• [Explore the material]:
[1] Quote the passage of the solar energy text starting at "How Does Solar" and ending at "from other means.", word for word.
[2] Using the solar energy text, answer the following:
(a) Thin-film solar cells are based on mixtures of which two materials?
(b) In a system that stores power in batteries, where is the inverter situated?
(c) What device tracks electricity moving between the utility and the home in either direction?

• [Page excerpt]:
+-------+

How Does Solar Energy Work?

The sun is a powerful force!

With such potential for conversion to our conventional energy needs, we are truly beginning to reap its enormous benefits in ways never imagined. By converting the sun’s rays for thermal or spectral (photo-electrical) energy output, once it strikes an intended “target” (the solar electric panel) we are able to self-generate the energy we seek, rather than having to create it from other means.

The sun’s power potential when absorbed by solar electric panels is clean, recyclable, non-hazardous, efficient, affordable and no longer difficult to produce in mass quantities. 

Solar Electric (PV) Systems

The following is a simple description of the basics of a solar electric, or “PV” system. Solar electricity is generated by a method known as photovoltaics, or PV, for short. It does this by converting solar radiation into electricity by the use of semiconductors that have been made to produce this photovoltaic effect of conversion.

Typical materials used to make these semiconductors are of various types of silicon for widely-used panels of monocrystalline or polycrystalline solar cell construction, or more exotic mixtures that are based on either cadmium telluride (CdTe) or copper indium gallium selenide (CIGS), for what are called thin-film solar cells.  These materials are formed into the individual solar cells which are then linked together to form a single solar panel or module. A single solar panel may be used to produce electricity, or several of them may be strung together as part of a solar array to form the basis of a greater-producing solar electric system. Solar Electric (PV) systems can be used both residentially and commercially.

Since the electricity produced by a solar cell is direct current (DC) form, and the vast majority of appliances and electrical devices are run on alternating current (AC), this PV power must be changed into AC form before it can be used. This is done by directing the current coming from the solar panels to a power inverter. From there it will then be run to one of the two next possible points in your PV system: a battery bank, or to the main power panel for the home, which in turn is connected to the electric utility grid. These are two distinctly different ways of handling your PV power. Those who store their power in a system of batteries are generally not connected to the grid and rely solely on the power from those batteries to provide their electricity. Batteries themselves hold electricity in DC form, so the inverter will then be situated downstream from the batteries, where after it has been inverted to AC form and can now be used as power without harm to its connected appliances and devices.

Those who remain grid-connected (or “grid tied”) do not need to store their PV power, but rather have it “tied” to the utility system by simply having it connected to the power main where it off-sets their actual use of utility-supplied power by however much PV power they may have produced. In most cases the owner has PV production that is providing somewhat less than the total that they need over the course, say, of a given month. There may be times however during any given day that a PV system produces more than is being used. When this occurs, the system is net producing electricity and essentially “spinning the meter backward”. This is managed and recorded by means of a utility-installed bi-directional meter that tracks the electricity as it moves in either direction — from the utility to the home, and vice versa. The owner is credited for their power production supplied to the grid, and/or is simply “net produced” within a specific period of time, the rates paid or credited to the customer are determined by the utility. These are generically termed as net metering agreements and they specifically state the terms of rates that a utility will pay, or credit, to the customer for any net electricity production that their PV system provides, or “puts up on the grid”.

+-------+

• [Data supplied]:

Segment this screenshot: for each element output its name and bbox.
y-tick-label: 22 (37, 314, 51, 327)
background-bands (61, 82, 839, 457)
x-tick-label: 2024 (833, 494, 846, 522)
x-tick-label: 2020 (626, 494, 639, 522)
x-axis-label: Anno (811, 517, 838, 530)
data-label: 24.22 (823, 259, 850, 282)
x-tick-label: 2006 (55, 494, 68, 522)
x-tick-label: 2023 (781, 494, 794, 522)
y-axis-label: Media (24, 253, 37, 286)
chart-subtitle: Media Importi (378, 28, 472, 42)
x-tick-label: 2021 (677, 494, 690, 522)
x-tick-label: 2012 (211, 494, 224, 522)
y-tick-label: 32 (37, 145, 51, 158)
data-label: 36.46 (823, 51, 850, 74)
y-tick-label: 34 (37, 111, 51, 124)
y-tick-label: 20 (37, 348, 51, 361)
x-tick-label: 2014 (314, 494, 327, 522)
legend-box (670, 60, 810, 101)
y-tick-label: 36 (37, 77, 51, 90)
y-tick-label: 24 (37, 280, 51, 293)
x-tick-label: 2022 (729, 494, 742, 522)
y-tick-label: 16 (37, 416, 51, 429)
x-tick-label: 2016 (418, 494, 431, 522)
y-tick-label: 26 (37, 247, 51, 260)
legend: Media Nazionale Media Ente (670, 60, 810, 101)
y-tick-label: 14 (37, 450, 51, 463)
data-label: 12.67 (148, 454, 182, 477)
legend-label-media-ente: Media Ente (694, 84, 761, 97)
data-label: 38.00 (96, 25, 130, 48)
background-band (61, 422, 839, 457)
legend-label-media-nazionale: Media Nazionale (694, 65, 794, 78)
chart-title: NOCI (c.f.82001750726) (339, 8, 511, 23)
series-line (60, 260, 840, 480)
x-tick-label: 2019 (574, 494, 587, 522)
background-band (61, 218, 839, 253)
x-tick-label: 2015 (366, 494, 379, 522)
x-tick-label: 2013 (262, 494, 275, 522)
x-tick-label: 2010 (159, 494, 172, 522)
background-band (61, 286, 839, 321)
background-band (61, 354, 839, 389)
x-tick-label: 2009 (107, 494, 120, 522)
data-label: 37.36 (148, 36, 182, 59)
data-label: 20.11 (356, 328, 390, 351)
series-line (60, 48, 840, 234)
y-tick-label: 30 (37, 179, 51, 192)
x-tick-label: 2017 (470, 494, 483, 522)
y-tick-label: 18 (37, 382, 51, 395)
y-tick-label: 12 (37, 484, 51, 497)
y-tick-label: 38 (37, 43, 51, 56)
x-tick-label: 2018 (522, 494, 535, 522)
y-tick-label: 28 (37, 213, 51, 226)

+-------+

• [Answers to the tasks]:
[1]
How Does Solar Energy Work?

The sun is a powerful force!

With such potential for conversion to our conventional energy needs, we are truly beginning to reap its enormous benefits in ways never imagined. By converting the sun’s rays for thermal or spectral (photo-electrical) energy output, once it strikes an intended “target” (the solar electric panel) we are able to self-generate the energy we seek, rather than having to create it from other means.

[2]
(a) Cadmium telluride (CdTe) or copper indium gallium selenide (CIGS).
(b) Downstream from the batteries.
(c) A utility-installed bi-directional meter.